— begin —

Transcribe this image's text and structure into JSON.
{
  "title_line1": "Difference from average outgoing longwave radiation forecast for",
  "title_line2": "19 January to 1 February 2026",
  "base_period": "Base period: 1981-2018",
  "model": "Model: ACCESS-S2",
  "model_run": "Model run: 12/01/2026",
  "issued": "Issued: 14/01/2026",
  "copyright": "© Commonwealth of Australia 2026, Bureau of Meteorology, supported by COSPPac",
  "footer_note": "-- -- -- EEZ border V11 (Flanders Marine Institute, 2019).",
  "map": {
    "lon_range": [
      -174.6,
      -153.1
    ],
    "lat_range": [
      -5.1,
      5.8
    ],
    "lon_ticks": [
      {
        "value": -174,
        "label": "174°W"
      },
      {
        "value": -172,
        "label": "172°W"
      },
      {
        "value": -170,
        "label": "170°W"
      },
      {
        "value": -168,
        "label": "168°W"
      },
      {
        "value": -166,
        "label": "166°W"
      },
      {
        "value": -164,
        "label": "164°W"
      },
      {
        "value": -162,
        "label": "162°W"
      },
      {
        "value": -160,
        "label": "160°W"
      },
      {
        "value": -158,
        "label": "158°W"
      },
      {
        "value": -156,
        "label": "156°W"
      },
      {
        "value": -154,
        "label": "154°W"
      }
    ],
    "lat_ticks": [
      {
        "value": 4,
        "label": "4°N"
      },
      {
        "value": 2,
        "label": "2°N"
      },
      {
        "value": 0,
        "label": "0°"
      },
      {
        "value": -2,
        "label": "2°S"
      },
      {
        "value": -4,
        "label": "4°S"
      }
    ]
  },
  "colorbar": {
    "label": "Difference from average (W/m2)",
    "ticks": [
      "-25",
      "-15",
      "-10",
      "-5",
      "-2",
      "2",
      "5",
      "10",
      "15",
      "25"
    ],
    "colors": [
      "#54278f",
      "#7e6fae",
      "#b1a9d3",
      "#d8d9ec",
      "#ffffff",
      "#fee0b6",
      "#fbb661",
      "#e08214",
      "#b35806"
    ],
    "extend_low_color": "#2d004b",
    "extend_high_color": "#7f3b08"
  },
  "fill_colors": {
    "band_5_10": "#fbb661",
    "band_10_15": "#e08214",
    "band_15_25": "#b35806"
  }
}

— end —

Every entry should be printed again exactly as it stands.

Transcribe this image's text and structure into JSON.
{
  "title_line1": "Difference from average outgoing longwave radiation forecast for",
  "title_line2": "19 January to 1 February 2026",
  "base_period": "Base period: 1981-2018",
  "model": "Model: ACCESS-S2",
  "model_run": "Model run: 12/01/2026",
  "issued": "Issued: 14/01/2026",
  "copyright": "© Commonwealth of Australia 2026, Bureau of Meteorology, supported by COSPPac",
  "footer_note": "-- -- -- EEZ border V11 (Flanders Marine Institute, 2019).",
  "map": {
    "lon_range": [
      -174.6,
      -153.1
    ],
    "lat_range": [
      -5.1,
      5.8
    ],
    "lon_ticks": [
      {
        "value": -174,
        "label": "174°W"
      },
      {
        "value": -172,
        "label": "172°W"
      },
      {
        "value": -170,
        "label": "170°W"
      },
      {
        "value": -168,
        "label": "168°W"
      },
      {
        "value": -166,
        "label": "166°W"
      },
      {
        "value": -164,
        "label": "164°W"
      },
      {
        "value": -162,
        "label": "162°W"
      },
      {
        "value": -160,
        "label": "160°W"
      },
      {
        "value": -158,
        "label": "158°W"
      },
      {
        "value": -156,
        "label": "156°W"
      },
      {
        "value": -154,
        "label": "154°W"
      }
    ],
    "lat_ticks": [
      {
        "value": 4,
        "label": "4°N"
      },
      {
        "value": 2,
        "label": "2°N"
      },
      {
        "value": 0,
        "label": "0°"
      },
      {
        "value": -2,
        "label": "2°S"
      },
      {
        "value": -4,
        "label": "4°S"
      }
    ]
  },
  "colorbar": {
    "label": "Difference from average (W/m2)",
    "ticks": [
      "-25",
      "-15",
      "-10",
      "-5",
      "-2",
      "2",
      "5",
      "10",
      "15",
      "25"
    ],
    "colors": [
      "#54278f",
      "#7e6fae",
      "#b1a9d3",
      "#d8d9ec",
      "#ffffff",
      "#fee0b6",
      "#fbb661",
      "#e08214",
      "#b35806"
    ],
    "extend_low_color": "#2d004b",
    "extend_high_color": "#7f3b08"
  },
  "fill_colors": {
    "band_5_10": "#fbb661",
    "band_10_15": "#e08214",
    "band_15_25": "#b35806"
  }
}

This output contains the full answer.